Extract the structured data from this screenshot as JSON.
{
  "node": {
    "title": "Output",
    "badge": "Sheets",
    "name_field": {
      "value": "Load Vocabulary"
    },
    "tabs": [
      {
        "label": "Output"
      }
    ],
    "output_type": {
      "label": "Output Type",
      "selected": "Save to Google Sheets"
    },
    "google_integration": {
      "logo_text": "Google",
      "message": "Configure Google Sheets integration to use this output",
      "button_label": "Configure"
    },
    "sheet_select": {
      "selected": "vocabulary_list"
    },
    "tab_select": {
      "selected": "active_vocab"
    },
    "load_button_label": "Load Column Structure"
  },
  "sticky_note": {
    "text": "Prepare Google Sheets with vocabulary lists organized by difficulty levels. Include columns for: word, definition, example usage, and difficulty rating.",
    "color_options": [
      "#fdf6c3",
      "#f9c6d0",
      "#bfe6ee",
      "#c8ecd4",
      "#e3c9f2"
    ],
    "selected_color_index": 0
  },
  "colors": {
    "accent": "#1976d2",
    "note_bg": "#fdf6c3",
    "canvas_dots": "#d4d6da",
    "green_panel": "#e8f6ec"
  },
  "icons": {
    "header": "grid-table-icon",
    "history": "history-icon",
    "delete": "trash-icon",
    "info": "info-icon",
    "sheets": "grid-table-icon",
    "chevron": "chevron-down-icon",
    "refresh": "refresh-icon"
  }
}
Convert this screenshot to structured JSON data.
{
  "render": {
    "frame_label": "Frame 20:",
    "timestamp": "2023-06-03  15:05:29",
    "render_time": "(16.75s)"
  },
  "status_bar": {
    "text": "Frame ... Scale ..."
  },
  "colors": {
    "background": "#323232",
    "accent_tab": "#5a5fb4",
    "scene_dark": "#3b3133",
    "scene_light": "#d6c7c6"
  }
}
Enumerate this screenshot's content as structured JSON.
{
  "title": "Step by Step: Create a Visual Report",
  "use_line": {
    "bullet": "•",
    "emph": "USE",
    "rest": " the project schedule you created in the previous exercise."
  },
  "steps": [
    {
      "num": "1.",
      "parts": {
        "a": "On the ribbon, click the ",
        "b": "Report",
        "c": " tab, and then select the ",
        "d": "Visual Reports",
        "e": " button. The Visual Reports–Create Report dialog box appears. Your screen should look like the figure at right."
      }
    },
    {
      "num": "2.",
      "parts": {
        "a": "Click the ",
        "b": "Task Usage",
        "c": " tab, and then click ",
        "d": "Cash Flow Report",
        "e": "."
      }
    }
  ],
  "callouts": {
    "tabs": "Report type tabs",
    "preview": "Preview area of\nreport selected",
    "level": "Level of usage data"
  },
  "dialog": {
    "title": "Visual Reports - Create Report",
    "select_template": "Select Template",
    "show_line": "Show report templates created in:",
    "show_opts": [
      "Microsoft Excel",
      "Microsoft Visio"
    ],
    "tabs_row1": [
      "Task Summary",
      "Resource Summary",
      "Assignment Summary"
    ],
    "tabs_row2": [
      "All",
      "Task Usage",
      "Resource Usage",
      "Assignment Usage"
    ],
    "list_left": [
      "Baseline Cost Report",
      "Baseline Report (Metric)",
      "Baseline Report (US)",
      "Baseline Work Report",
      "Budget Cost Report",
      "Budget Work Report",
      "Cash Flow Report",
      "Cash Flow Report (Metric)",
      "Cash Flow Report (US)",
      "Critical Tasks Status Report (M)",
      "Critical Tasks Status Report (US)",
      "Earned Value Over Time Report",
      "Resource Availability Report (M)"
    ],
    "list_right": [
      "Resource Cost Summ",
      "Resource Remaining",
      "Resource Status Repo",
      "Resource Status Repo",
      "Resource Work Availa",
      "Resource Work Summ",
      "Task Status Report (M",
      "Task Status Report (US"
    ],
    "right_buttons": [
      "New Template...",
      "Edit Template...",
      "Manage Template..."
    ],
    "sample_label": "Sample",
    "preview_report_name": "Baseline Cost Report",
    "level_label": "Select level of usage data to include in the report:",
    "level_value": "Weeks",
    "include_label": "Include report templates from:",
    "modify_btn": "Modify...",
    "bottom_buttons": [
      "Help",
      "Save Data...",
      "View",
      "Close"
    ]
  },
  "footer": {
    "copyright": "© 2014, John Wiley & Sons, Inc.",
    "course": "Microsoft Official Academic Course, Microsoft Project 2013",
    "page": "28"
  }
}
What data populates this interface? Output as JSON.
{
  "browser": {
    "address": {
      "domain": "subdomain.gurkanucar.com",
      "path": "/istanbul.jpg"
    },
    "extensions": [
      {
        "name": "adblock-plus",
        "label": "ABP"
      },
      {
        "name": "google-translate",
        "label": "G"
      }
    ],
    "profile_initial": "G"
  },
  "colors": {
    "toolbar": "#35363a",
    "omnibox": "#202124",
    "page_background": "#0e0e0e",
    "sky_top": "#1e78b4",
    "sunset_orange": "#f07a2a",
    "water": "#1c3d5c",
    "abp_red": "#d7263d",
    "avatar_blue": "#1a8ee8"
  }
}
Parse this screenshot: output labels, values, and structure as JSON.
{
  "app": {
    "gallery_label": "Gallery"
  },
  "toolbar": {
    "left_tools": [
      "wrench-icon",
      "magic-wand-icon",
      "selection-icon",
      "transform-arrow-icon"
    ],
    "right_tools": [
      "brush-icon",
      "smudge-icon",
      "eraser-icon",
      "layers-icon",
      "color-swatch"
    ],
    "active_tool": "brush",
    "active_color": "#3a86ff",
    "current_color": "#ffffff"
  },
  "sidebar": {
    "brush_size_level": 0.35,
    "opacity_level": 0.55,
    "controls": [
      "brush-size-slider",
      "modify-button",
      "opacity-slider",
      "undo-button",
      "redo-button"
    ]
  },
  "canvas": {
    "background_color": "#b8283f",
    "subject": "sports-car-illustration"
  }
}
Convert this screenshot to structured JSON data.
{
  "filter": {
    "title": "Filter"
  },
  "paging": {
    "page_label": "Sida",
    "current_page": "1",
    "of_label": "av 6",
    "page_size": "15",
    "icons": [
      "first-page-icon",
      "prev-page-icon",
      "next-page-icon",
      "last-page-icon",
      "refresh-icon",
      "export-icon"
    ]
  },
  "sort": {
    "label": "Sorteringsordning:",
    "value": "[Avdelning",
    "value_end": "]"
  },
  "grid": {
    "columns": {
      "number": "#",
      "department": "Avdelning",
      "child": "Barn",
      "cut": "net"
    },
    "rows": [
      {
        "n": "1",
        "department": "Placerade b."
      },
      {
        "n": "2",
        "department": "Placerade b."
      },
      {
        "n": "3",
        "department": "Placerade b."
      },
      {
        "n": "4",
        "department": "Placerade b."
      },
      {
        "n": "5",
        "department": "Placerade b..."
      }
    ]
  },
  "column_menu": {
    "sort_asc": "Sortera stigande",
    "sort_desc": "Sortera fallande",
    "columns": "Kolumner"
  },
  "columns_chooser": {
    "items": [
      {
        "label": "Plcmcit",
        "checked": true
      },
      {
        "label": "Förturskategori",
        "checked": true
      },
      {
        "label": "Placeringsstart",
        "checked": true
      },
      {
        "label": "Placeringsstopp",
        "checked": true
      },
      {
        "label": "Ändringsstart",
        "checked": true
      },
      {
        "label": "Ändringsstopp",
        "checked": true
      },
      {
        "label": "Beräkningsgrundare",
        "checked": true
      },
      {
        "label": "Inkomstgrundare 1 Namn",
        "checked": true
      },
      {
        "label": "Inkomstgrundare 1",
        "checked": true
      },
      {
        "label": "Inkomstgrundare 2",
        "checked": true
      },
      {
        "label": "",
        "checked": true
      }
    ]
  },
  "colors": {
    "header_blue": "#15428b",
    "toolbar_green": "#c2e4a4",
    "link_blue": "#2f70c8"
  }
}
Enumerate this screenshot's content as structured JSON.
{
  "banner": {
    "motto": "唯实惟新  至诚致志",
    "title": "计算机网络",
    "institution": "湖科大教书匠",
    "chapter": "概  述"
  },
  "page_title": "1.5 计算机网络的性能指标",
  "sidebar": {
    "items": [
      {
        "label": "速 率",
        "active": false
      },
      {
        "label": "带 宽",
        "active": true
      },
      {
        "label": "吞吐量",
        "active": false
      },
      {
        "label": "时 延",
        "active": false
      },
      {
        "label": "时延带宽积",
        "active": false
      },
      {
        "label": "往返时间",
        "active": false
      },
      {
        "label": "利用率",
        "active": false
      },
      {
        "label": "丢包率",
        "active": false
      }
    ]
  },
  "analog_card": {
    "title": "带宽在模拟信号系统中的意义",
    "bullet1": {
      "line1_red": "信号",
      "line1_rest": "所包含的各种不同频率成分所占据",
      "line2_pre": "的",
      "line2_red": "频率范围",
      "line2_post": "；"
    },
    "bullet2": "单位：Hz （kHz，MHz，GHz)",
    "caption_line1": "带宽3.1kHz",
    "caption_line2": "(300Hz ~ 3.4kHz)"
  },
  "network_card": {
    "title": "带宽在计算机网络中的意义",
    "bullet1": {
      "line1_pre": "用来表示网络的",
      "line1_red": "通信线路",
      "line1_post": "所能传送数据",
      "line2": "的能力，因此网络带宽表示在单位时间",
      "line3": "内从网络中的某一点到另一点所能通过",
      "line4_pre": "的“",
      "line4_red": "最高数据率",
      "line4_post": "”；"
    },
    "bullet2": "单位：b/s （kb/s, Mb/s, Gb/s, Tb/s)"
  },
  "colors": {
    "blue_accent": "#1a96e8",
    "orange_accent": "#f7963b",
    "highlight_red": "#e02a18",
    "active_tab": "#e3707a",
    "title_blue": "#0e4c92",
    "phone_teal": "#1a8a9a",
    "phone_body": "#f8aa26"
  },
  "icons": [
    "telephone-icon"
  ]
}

------------------------------------------------------------------------

### DIRECTIONS FOR THIS TASK
Pull out every line holding "Load" from the records above, and copy it.

### EXPECTED ANSWER
      "value": "Load Vocabulary"
    "load_button_label": "Load Column Structure"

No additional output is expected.